# Requirement:
Every entry must be repeated exactly. Exclude all pictures.
** start **
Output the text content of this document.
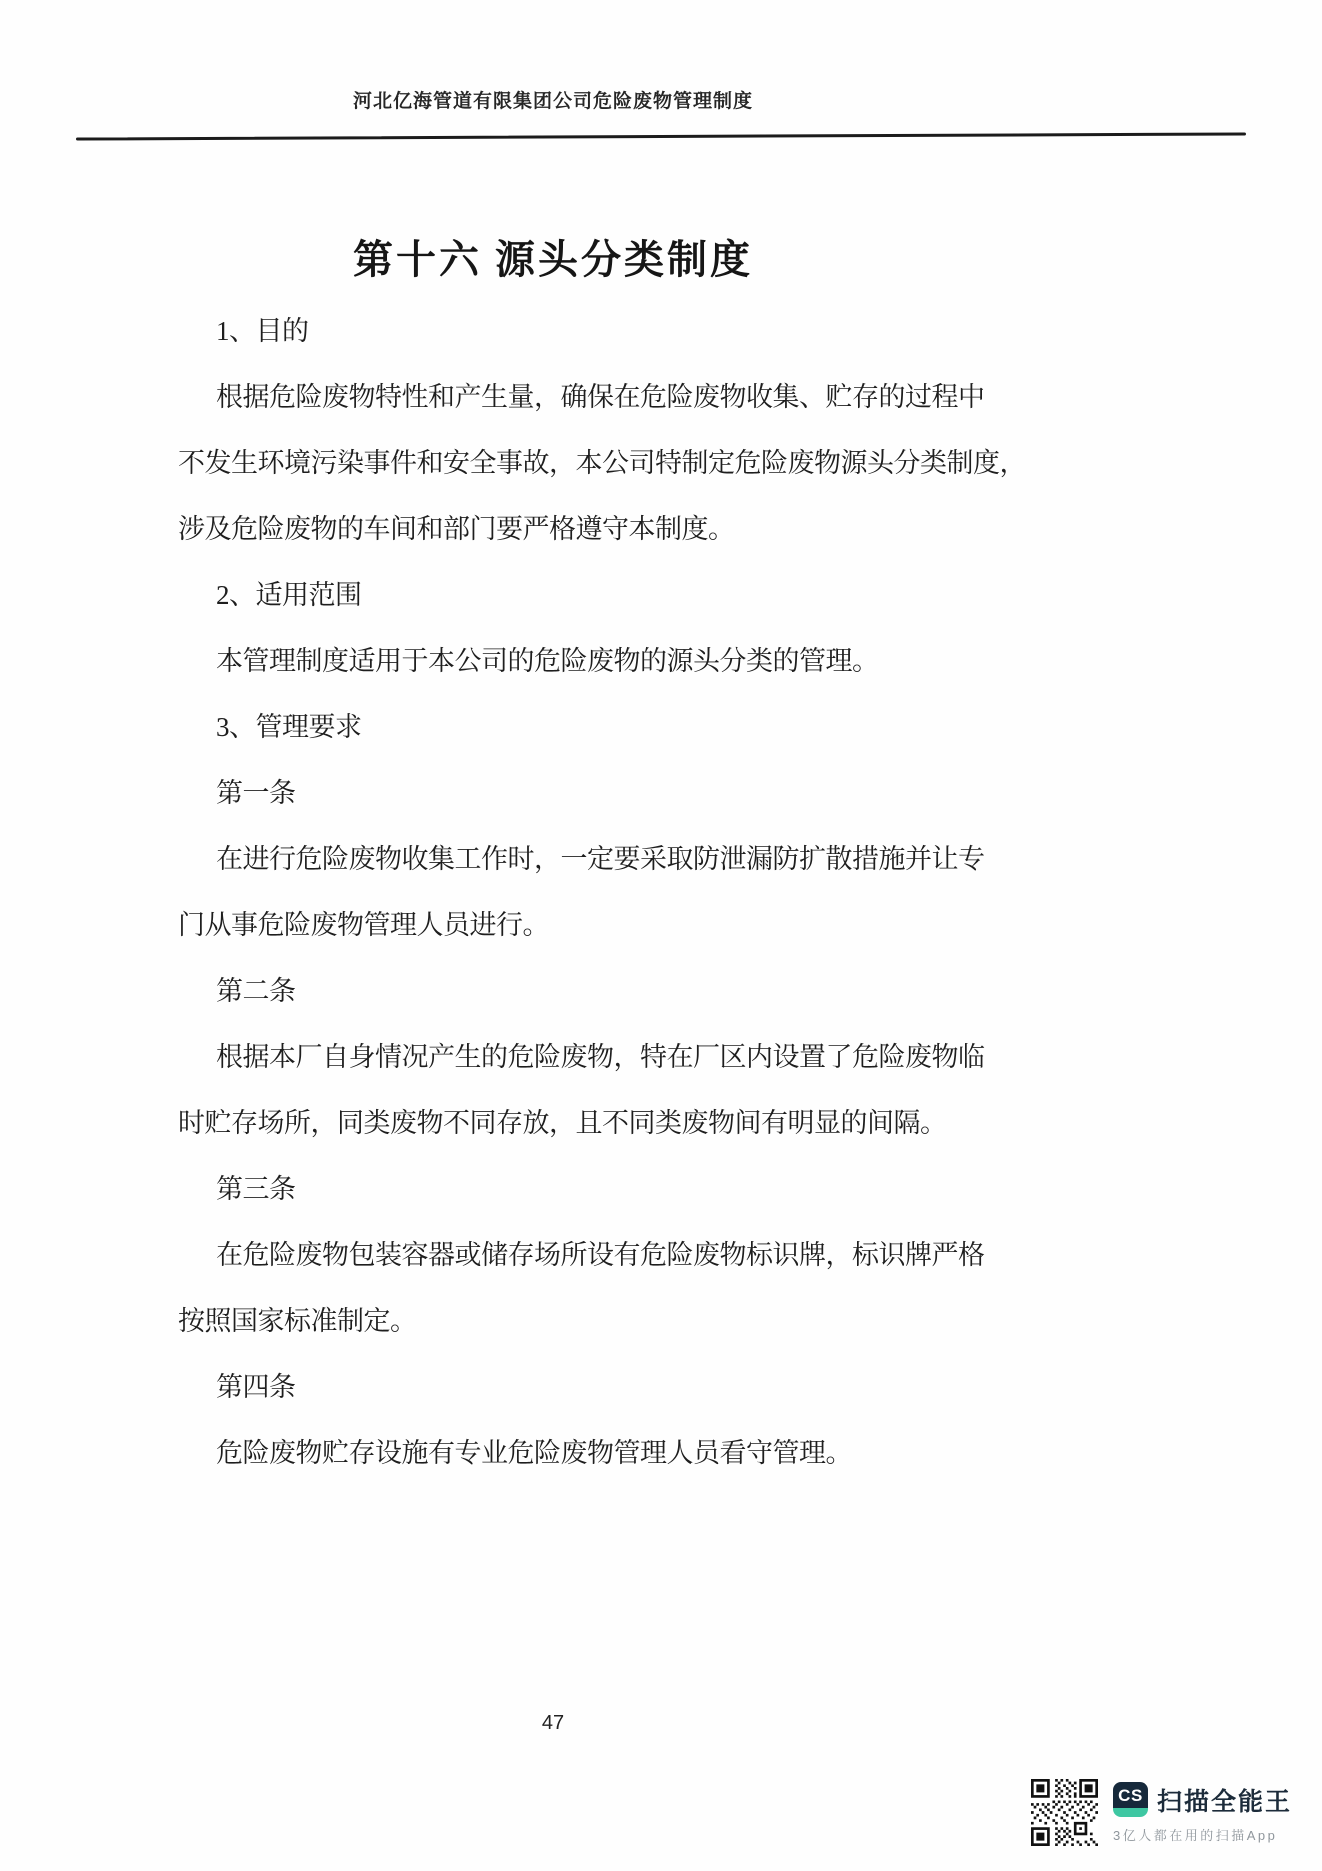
河北亿海管道有限集团公司危险废物管理制度
第十六 源头分类制度
1、目的
根据危险废物特性和产生量，确保在危险废物收集、贮存的过程中
不发生环境污染事件和安全事故，本公司特制定危险废物源头分类制度，
涉及危险废物的车间和部门要严格遵守本制度。
2、适用范围
本管理制度适用于本公司的危险废物的源头分类的管理。
3、管理要求
第一条
在进行危险废物收集工作时，一定要采取防泄漏防扩散措施并让专
门从事危险废物管理人员进行。
第二条
根据本厂自身情况产生的危险废物，特在厂区内设置了危险废物临
时贮存场所，同类废物不同存放，且不同类废物间有明显的间隔。
第三条
在危险废物包装容器或储存场所设有危险废物标识牌，标识牌严格
按照国家标准制定。
第四条
危险废物贮存设施有专业危险废物管理人员看守管理。
47
CS 扫描全能王
3亿人都在用的扫描App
** end **
# Solution to the problem:
Output the text content of this document.
河北亿海管道有限集团公司危险废物管理制度
第十六 源头分类制度
1、目的
根据危险废物特性和产生量，确保在危险废物收集、贮存的过程中
不发生环境污染事件和安全事故，本公司特制定危险废物源头分类制度，
涉及危险废物的车间和部门要严格遵守本制度。
2、适用范围
本管理制度适用于本公司的危险废物的源头分类的管理。
3、管理要求
第一条
在进行危险废物收集工作时，一定要采取防泄漏防扩散措施并让专
门从事危险废物管理人员进行。
第二条
根据本厂自身情况产生的危险废物，特在厂区内设置了危险废物临
时贮存场所，同类废物不同存放，且不同类废物间有明显的间隔。
第三条
在危险废物包装容器或储存场所设有危险废物标识牌，标识牌严格
按照国家标准制定。
第四条
危险废物贮存设施有专业危险废物管理人员看守管理。
47
CS 扫描全能王
3亿人都在用的扫描App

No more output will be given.